§ Task description
Would you repeat the listing exactly but omit every picture?
=======
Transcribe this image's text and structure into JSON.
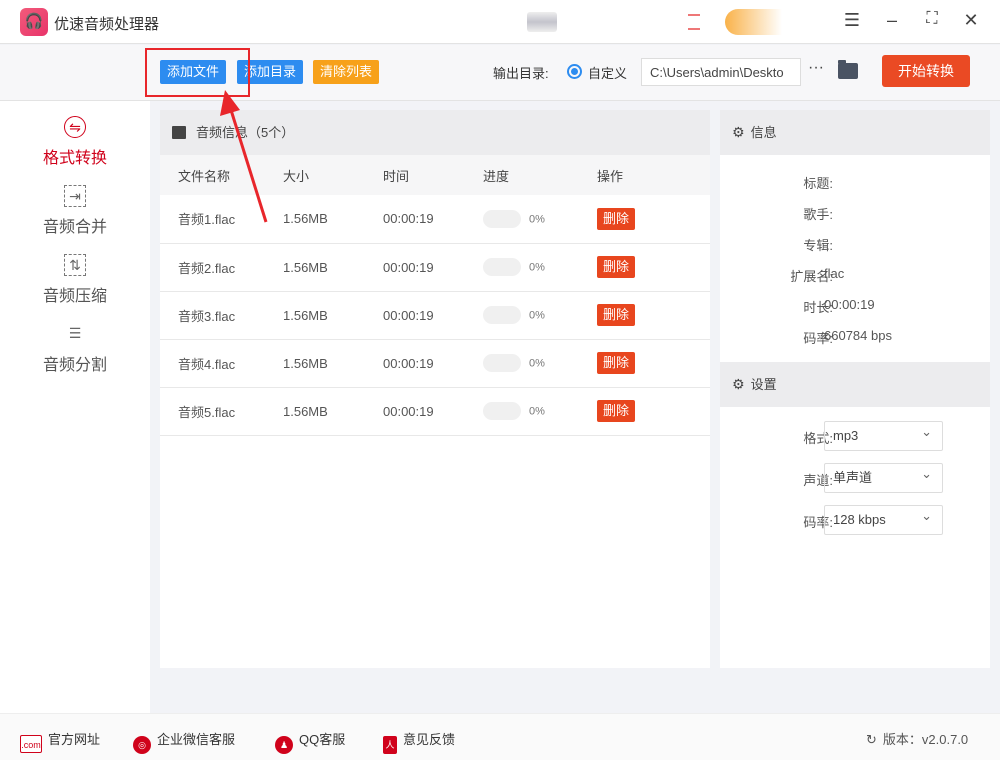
{
  "app": {
    "title": "优速音频处理器"
  },
  "toolbar": {
    "add_file": "添加文件",
    "add_dir": "添加目录",
    "clear_list": "清除列表",
    "output_label": "输出目录:",
    "radio_label": "自定义",
    "output_path": "C:\\Users\\admin\\Deskto",
    "more": "···",
    "start": "开始转换"
  },
  "sidebar": {
    "items": [
      {
        "label": "格式转换",
        "icon": "convert-icon",
        "active": true
      },
      {
        "label": "音频合并",
        "icon": "merge-icon"
      },
      {
        "label": "音频压缩",
        "icon": "compress-icon"
      },
      {
        "label": "音频分割",
        "icon": "split-icon"
      }
    ]
  },
  "list": {
    "title": "音频信息（5个）",
    "columns": [
      "文件名称",
      "大小",
      "时间",
      "进度",
      "操作"
    ],
    "rows": [
      {
        "name": "音频1.flac",
        "size": "1.56MB",
        "time": "00:00:19",
        "progress": "0%",
        "action": "删除"
      },
      {
        "name": "音频2.flac",
        "size": "1.56MB",
        "time": "00:00:19",
        "progress": "0%",
        "action": "删除"
      },
      {
        "name": "音频3.flac",
        "size": "1.56MB",
        "time": "00:00:19",
        "progress": "0%",
        "action": "删除"
      },
      {
        "name": "音频4.flac",
        "size": "1.56MB",
        "time": "00:00:19",
        "progress": "0%",
        "action": "删除"
      },
      {
        "name": "音频5.flac",
        "size": "1.56MB",
        "time": "00:00:19",
        "progress": "0%",
        "action": "删除"
      }
    ]
  },
  "info": {
    "title": "信息",
    "fields": [
      {
        "k": "标题:",
        "v": ""
      },
      {
        "k": "歌手:",
        "v": ""
      },
      {
        "k": "专辑:",
        "v": ""
      },
      {
        "k": "扩展名:",
        "v": "flac"
      },
      {
        "k": "时长:",
        "v": "00:00:19"
      },
      {
        "k": "码率:",
        "v": "660784 bps"
      }
    ]
  },
  "settings": {
    "title": "设置",
    "fields": [
      {
        "k": "格式:",
        "v": "mp3"
      },
      {
        "k": "声道:",
        "v": "单声道"
      },
      {
        "k": "码率:",
        "v": "128 kbps"
      }
    ]
  },
  "footer": {
    "website": "官方网址",
    "wechat": "企业微信客服",
    "qq": "QQ客服",
    "feedback": "意见反馈",
    "version": "版本：v2.0.7.0"
  },
  "colors": {
    "accent": "#2d8cf0",
    "danger": "#ea4a24",
    "warning": "#f7a11a",
    "active": "#d0021b"
  }
}
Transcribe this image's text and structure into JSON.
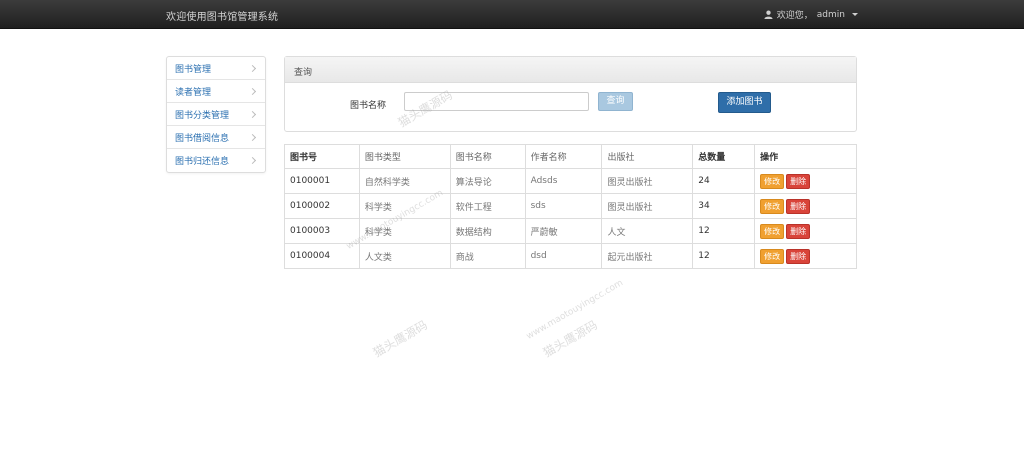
{
  "header": {
    "brand": "欢迎使用图书馆管理系统",
    "user_greeting": "欢迎您，",
    "username": "admin"
  },
  "sidebar": {
    "items": [
      {
        "label": "图书管理"
      },
      {
        "label": "读者管理"
      },
      {
        "label": "图书分类管理"
      },
      {
        "label": "图书借阅信息"
      },
      {
        "label": "图书归还信息"
      }
    ]
  },
  "query_panel": {
    "heading": "查询",
    "field_label": "图书名称",
    "input_value": "",
    "query_button": "查询",
    "add_button": "添加图书"
  },
  "table": {
    "columns": [
      "图书号",
      "图书类型",
      "图书名称",
      "作者名称",
      "出版社",
      "总数量",
      "操作"
    ],
    "rows": [
      {
        "id": "0100001",
        "type": "自然科学类",
        "name": "算法导论",
        "author": "Adsds",
        "publisher": "图灵出版社",
        "qty": "24"
      },
      {
        "id": "0100002",
        "type": "科学类",
        "name": "软件工程",
        "author": "sds",
        "publisher": "图灵出版社",
        "qty": "34"
      },
      {
        "id": "0100003",
        "type": "科学类",
        "name": "数据结构",
        "author": "严蔚敏",
        "publisher": "人文",
        "qty": "12"
      },
      {
        "id": "0100004",
        "type": "人文类",
        "name": "商战",
        "author": "dsd",
        "publisher": "起元出版社",
        "qty": "12"
      }
    ],
    "edit_label": "修改",
    "delete_label": "删除"
  },
  "watermark": {
    "text": "猫头鹰源码",
    "url": "www.maotouyingcc.com"
  },
  "colors": {
    "navbar": "#222222",
    "link": "#2a6fb0",
    "primary": "#2f6ea9",
    "warning": "#f0a030",
    "danger": "#d9443a"
  }
}
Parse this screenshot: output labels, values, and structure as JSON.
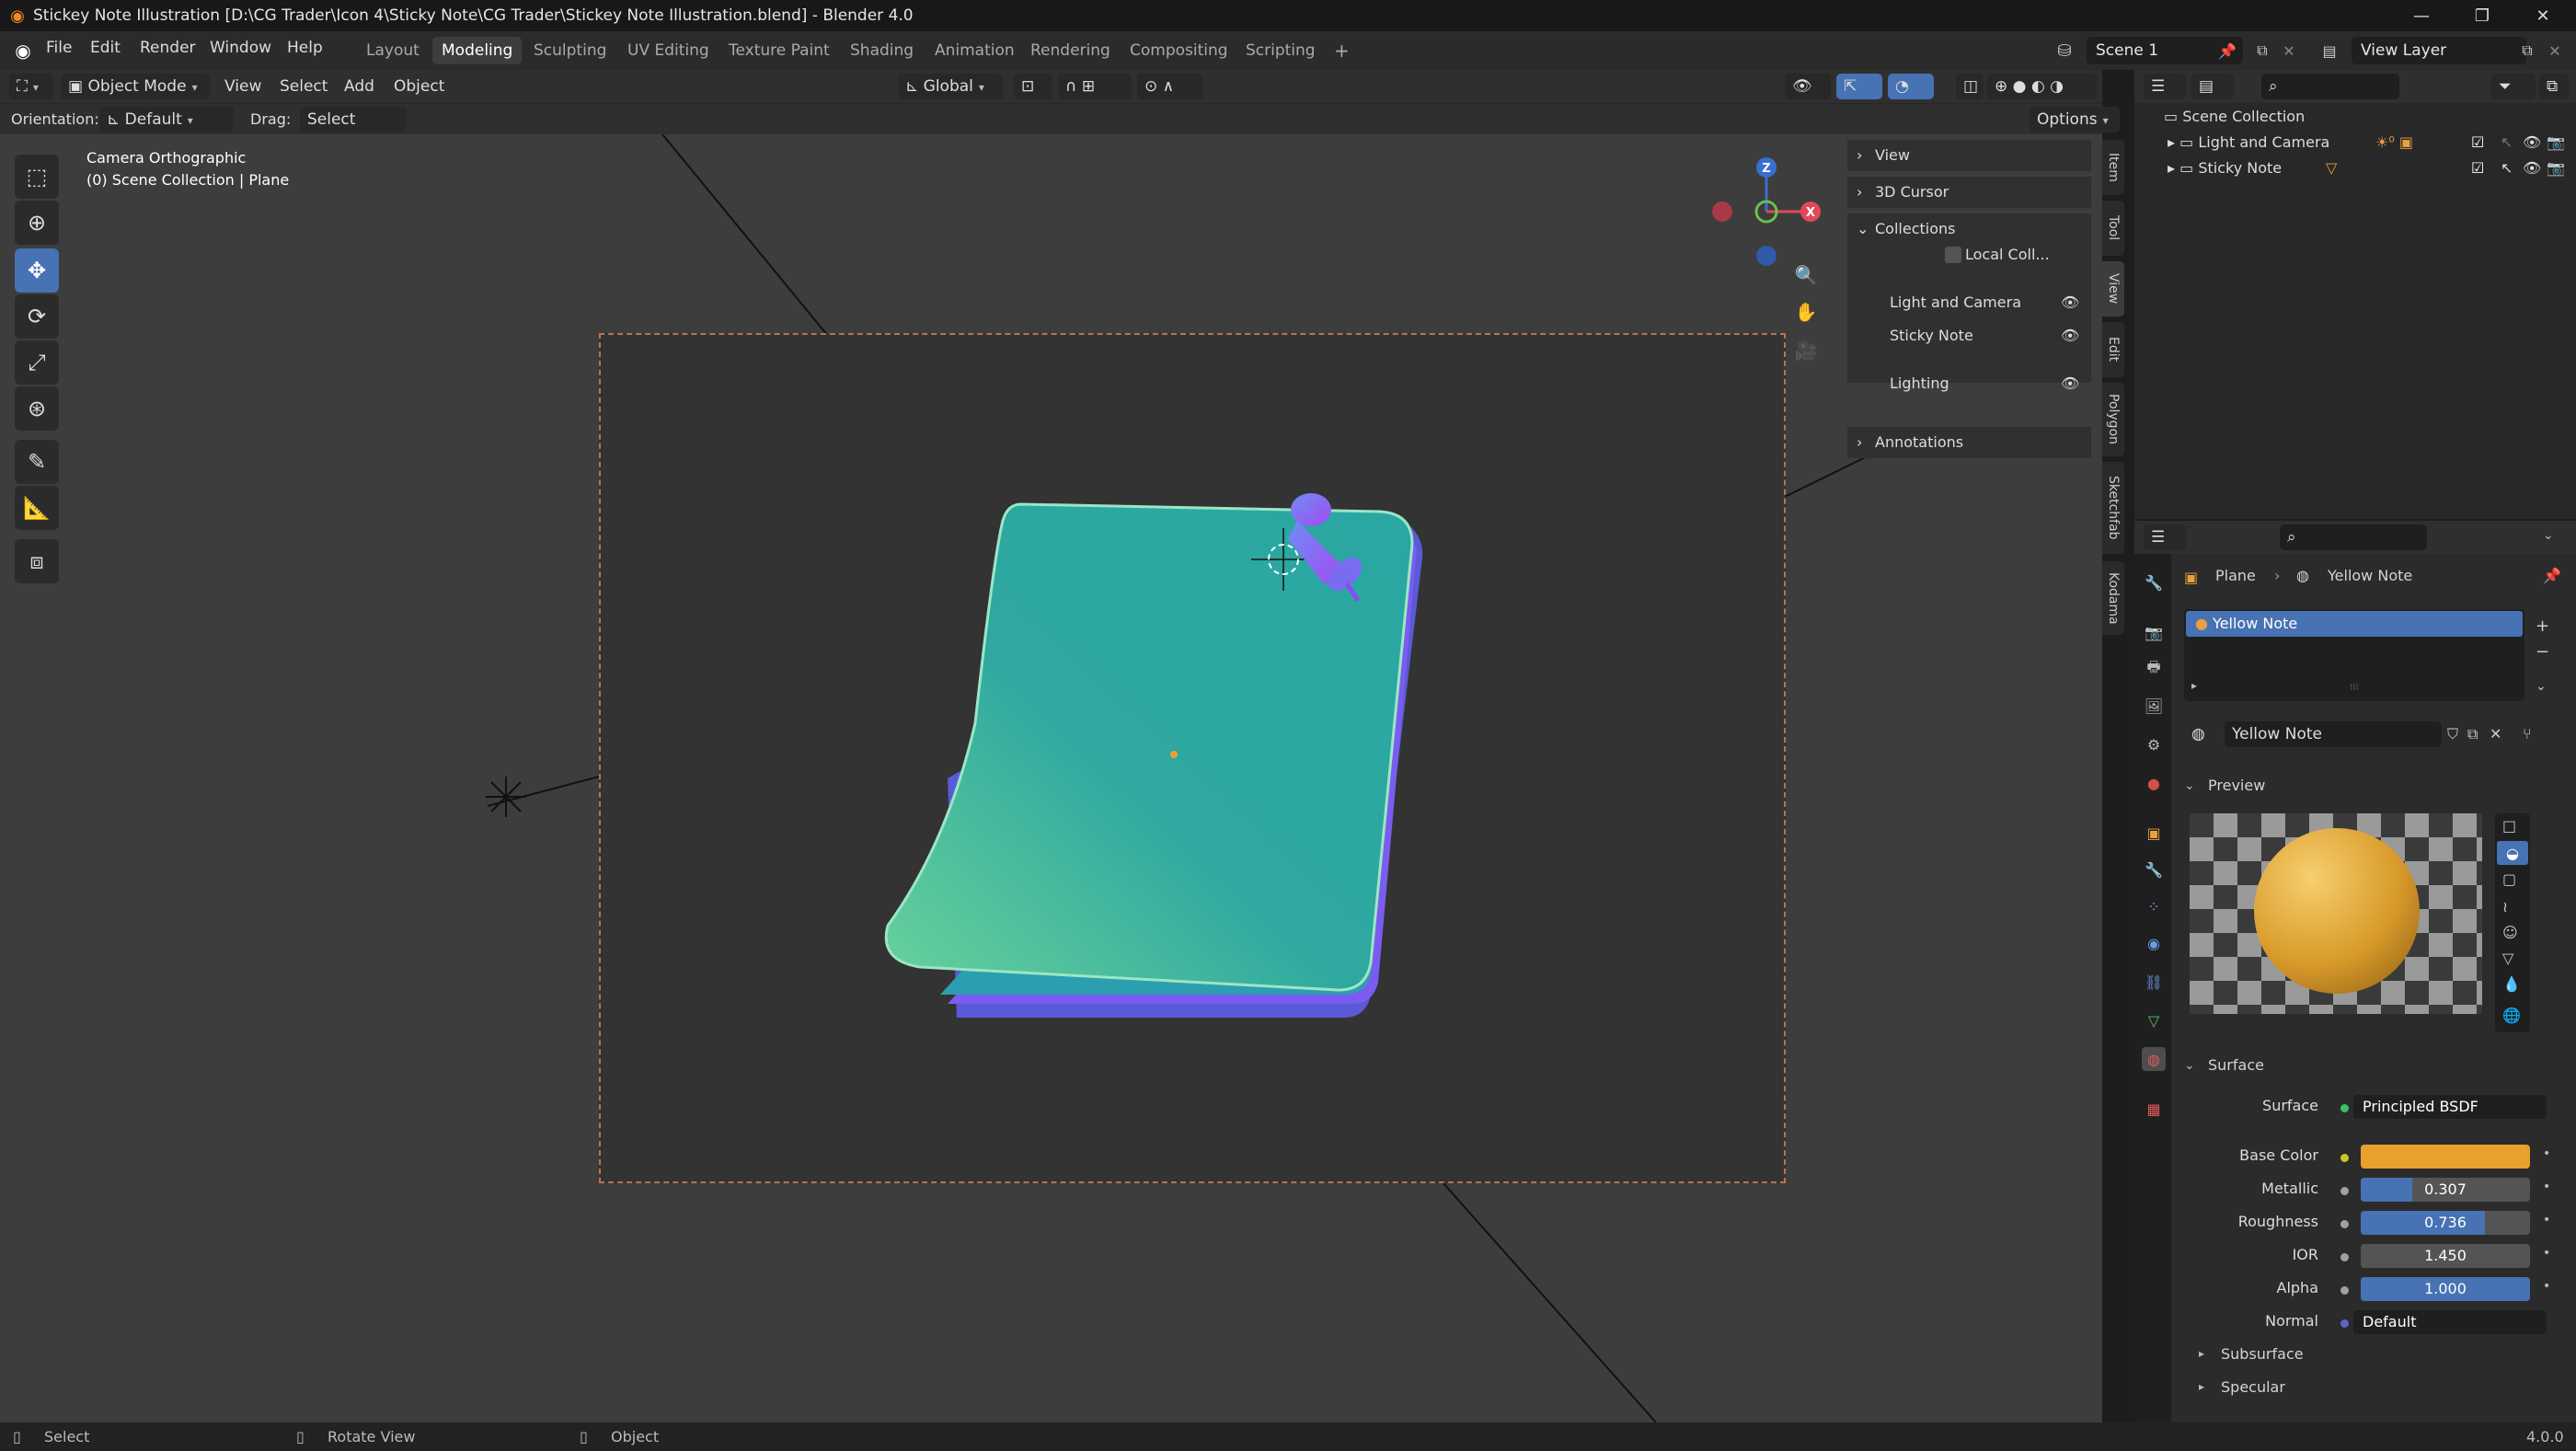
{
  "window": {
    "title": "Stickey Note Illustration [D:\\CG Trader\\Icon 4\\Sticky Note\\CG Trader\\Stickey Note Illustration.blend] - Blender 4.0",
    "controls": [
      "—",
      "❐",
      "✕"
    ]
  },
  "menu": {
    "items": [
      "File",
      "Edit",
      "Render",
      "Window",
      "Help"
    ],
    "workspaces": [
      "Layout",
      "Modeling",
      "Sculpting",
      "UV Editing",
      "Texture Paint",
      "Shading",
      "Animation",
      "Rendering",
      "Compositing",
      "Scripting"
    ],
    "active_workspace": "Modeling",
    "add_workspace": "+",
    "scene": "Scene 1",
    "view_layer": "View Layer"
  },
  "viewport_header": {
    "mode": "Object Mode",
    "menus": [
      "View",
      "Select",
      "Add",
      "Object"
    ],
    "transform_orientation": "Global",
    "options_label": "Options",
    "orientation_label": "Orientation:",
    "orientation_value": "Default",
    "drag_label": "Drag:",
    "drag_value": "Select Box"
  },
  "viewport": {
    "overlay_line1": "Camera Orthographic",
    "overlay_line2": "(0) Scene Collection | Plane",
    "gizmo_labels": {
      "z": "Z",
      "x": "X"
    }
  },
  "npanel": {
    "sections": [
      "View",
      "3D Cursor",
      "Collections",
      "Annotations"
    ],
    "local_collections": "Local Coll...",
    "collections": [
      "Light and Camera",
      "Sticky Note",
      "Lighting"
    ],
    "side_tabs": [
      "Item",
      "Tool",
      "View",
      "Edit",
      "Polygon",
      "Sketchfab",
      "Kodama"
    ]
  },
  "outliner": {
    "root": "Scene Collection",
    "rows": [
      "Light and Camera",
      "Sticky Note"
    ]
  },
  "properties": {
    "breadcrumb_object": "Plane",
    "breadcrumb_material": "Yellow Note",
    "slot_name": "Yellow Note",
    "material_name": "Yellow Note",
    "preview_label": "Preview",
    "surface_label": "Surface",
    "fields": {
      "surface": {
        "label": "Surface",
        "value": "Principled BSDF"
      },
      "base_color": {
        "label": "Base Color",
        "color": "#e8a02e"
      },
      "metallic": {
        "label": "Metallic",
        "value": "0.307",
        "fraction": 0.307
      },
      "roughness": {
        "label": "Roughness",
        "value": "0.736",
        "fraction": 0.736
      },
      "ior": {
        "label": "IOR",
        "value": "1.450"
      },
      "alpha": {
        "label": "Alpha",
        "value": "1.000",
        "fraction": 1.0
      },
      "normal": {
        "label": "Normal",
        "value": "Default"
      }
    },
    "subpanels": [
      "Subsurface",
      "Specular"
    ]
  },
  "statusbar": {
    "items": [
      "Select",
      "Rotate View",
      "Object"
    ],
    "version": "4.0.0"
  },
  "colors": {
    "accent": "#4772b3",
    "note_top": "#2aa7a3",
    "note_bottom": "#6ad39b",
    "pin": "#8a4cf0"
  }
}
=======
§ Exercise result
Transcribe this image's text and structure into JSON.
{
  "app": {
    "title": "优速音频处理器"
  },
  "toolbar": {
    "add_file": "添加文件",
    "add_dir": "添加目录",
    "clear_list": "清除列表",
    "output_label": "输出目录:",
    "radio_label": "自定义",
    "output_path": "C:\\Users\\admin\\Deskto",
    "more": "···",
    "start": "开始转换"
  },
  "sidebar": {
    "items": [
      {
        "label": "格式转换",
        "icon": "convert-icon",
        "active": true
      },
      {
        "label": "音频合并",
        "icon": "merge-icon"
      },
      {
        "label": "音频压缩",
        "icon": "compress-icon"
      },
      {
        "label": "音频分割",
        "icon": "split-icon"
      }
    ]
  },
  "list": {
    "title": "音频信息（5个）",
    "columns": [
      "文件名称",
      "大小",
      "时间",
      "进度",
      "操作"
    ],
    "rows": [
      {
        "name": "音频1.flac",
        "size": "1.56MB",
        "time": "00:00:19",
        "progress": "0%",
        "action": "删除"
      },
      {
        "name": "音频2.flac",
        "size": "1.56MB",
        "time": "00:00:19",
        "progress": "0%",
        "action": "删除"
      },
      {
        "name": "音频3.flac",
        "size": "1.56MB",
        "time": "00:00:19",
        "progress": "0%",
        "action": "删除"
      },
      {
        "name": "音频4.flac",
        "size": "1.56MB",
        "time": "00:00:19",
        "progress": "0%",
        "action": "删除"
      },
      {
        "name": "音频5.flac",
        "size": "1.56MB",
        "time": "00:00:19",
        "progress": "0%",
        "action": "删除"
      }
    ]
  },
  "info": {
    "title": "信息",
    "fields": [
      {
        "k": "标题:",
        "v": ""
      },
      {
        "k": "歌手:",
        "v": ""
      },
      {
        "k": "专辑:",
        "v": ""
      },
      {
        "k": "扩展名:",
        "v": "flac"
      },
      {
        "k": "时长:",
        "v": "00:00:19"
      },
      {
        "k": "码率:",
        "v": "660784 bps"
      }
    ]
  },
  "settings": {
    "title": "设置",
    "fields": [
      {
        "k": "格式:",
        "v": "mp3"
      },
      {
        "k": "声道:",
        "v": "单声道"
      },
      {
        "k": "码率:",
        "v": "128 kbps"
      }
    ]
  },
  "footer": {
    "website": "官方网址",
    "wechat": "企业微信客服",
    "qq": "QQ客服",
    "feedback": "意见反馈",
    "version": "版本：v2.0.7.0"
  },
  "colors": {
    "accent": "#2d8cf0",
    "danger": "#ea4a24",
    "warning": "#f7a11a",
    "active": "#d0021b"
  }
}
Transcribe this image's text and structure into JSON.
{
  "header": {
    "brand": "欢迎使用图书馆管理系统",
    "user_greeting": "欢迎您，",
    "username": "admin"
  },
  "sidebar": {
    "items": [
      {
        "label": "图书管理"
      },
      {
        "label": "读者管理"
      },
      {
        "label": "图书分类管理"
      },
      {
        "label": "图书借阅信息"
      },
      {
        "label": "图书归还信息"
      }
    ]
  },
  "query_panel": {
    "heading": "查询",
    "field_label": "图书名称",
    "input_value": "",
    "query_button": "查询",
    "add_button": "添加图书"
  },
  "table": {
    "columns": [
      "图书号",
      "图书类型",
      "图书名称",
      "作者名称",
      "出版社",
      "总数量",
      "操作"
    ],
    "rows": [
      {
        "id": "0100001",
        "type": "自然科学类",
        "name": "算法导论",
        "author": "Adsds",
        "publisher": "图灵出版社",
        "qty": "24"
      },
      {
        "id": "0100002",
        "type": "科学类",
        "name": "软件工程",
        "author": "sds",
        "publisher": "图灵出版社",
        "qty": "34"
      },
      {
        "id": "0100003",
        "type": "科学类",
        "name": "数据结构",
        "author": "严蔚敏",
        "publisher": "人文",
        "qty": "12"
      },
      {
        "id": "0100004",
        "type": "人文类",
        "name": "商战",
        "author": "dsd",
        "publisher": "起元出版社",
        "qty": "12"
      }
    ],
    "edit_label": "修改",
    "delete_label": "删除"
  },
  "watermark": {
    "text": "猫头鹰源码",
    "url": "www.maotouyingcc.com"
  },
  "colors": {
    "navbar": "#222222",
    "link": "#2a6fb0",
    "primary": "#2f6ea9",
    "warning": "#f0a030",
    "danger": "#d9443a"
  }
}
Parse this screenshot: output labels, values, and structure as JSON.
{
  "window": {
    "title": "Stickey Note Illustration [D:\\CG Trader\\Icon 4\\Sticky Note\\CG Trader\\Stickey Note Illustration.blend] - Blender 4.0",
    "controls": [
      "—",
      "❐",
      "✕"
    ]
  },
  "menu": {
    "items": [
      "File",
      "Edit",
      "Render",
      "Window",
      "Help"
    ],
    "workspaces": [
      "Layout",
      "Modeling",
      "Sculpting",
      "UV Editing",
      "Texture Paint",
      "Shading",
      "Animation",
      "Rendering",
      "Compositing",
      "Scripting"
    ],
    "active_workspace": "Modeling",
    "add_workspace": "+",
    "scene": "Scene 1",
    "view_layer": "View Layer"
  },
  "viewport_header": {
    "mode": "Object Mode",
    "menus": [
      "View",
      "Select",
      "Add",
      "Object"
    ],
    "transform_orientation": "Global",
    "options_label": "Options",
    "orientation_label": "Orientation:",
    "orientation_value": "Default",
    "drag_label": "Drag:",
    "drag_value": "Select Box"
  },
  "viewport": {
    "overlay_line1": "Camera Orthographic",
    "overlay_line2": "(0) Scene Collection | Plane",
    "gizmo_labels": {
      "z": "Z",
      "x": "X"
    }
  },
  "npanel": {
    "sections": [
      "View",
      "3D Cursor",
      "Collections",
      "Annotations"
    ],
    "local_collections": "Local Coll...",
    "collections": [
      "Light and Camera",
      "Sticky Note",
      "Lighting"
    ],
    "side_tabs": [
      "Item",
      "Tool",
      "View",
      "Edit",
      "Polygon",
      "Sketchfab",
      "Kodama"
    ]
  },
  "outliner": {
    "root": "Scene Collection",
    "rows": [
      "Light and Camera",
      "Sticky Note"
    ]
  },
  "properties": {
    "breadcrumb_object": "Plane",
    "breadcrumb_material": "Yellow Note",
    "slot_name": "Yellow Note",
    "material_name": "Yellow Note",
    "preview_label": "Preview",
    "surface_label": "Surface",
    "fields": {
      "surface": {
        "label": "Surface",
        "value": "Principled BSDF"
      },
      "base_color": {
        "label": "Base Color",
        "color": "#e8a02e"
      },
      "metallic": {
        "label": "Metallic",
        "value": "0.307",
        "fraction": 0.307
      },
      "roughness": {
        "label": "Roughness",
        "value": "0.736",
        "fraction": 0.736
      },
      "ior": {
        "label": "IOR",
        "value": "1.450"
      },
      "alpha": {
        "label": "Alpha",
        "value": "1.000",
        "fraction": 1.0
      },
      "normal": {
        "label": "Normal",
        "value": "Default"
      }
    },
    "subpanels": [
      "Subsurface",
      "Specular"
    ]
  },
  "statusbar": {
    "items": [
      "Select",
      "Rotate View",
      "Object"
    ],
    "version": "4.0.0"
  },
  "colors": {
    "accent": "#4772b3",
    "note_top": "#2aa7a3",
    "note_bottom": "#6ad39b",
    "pin": "#8a4cf0"
  }
}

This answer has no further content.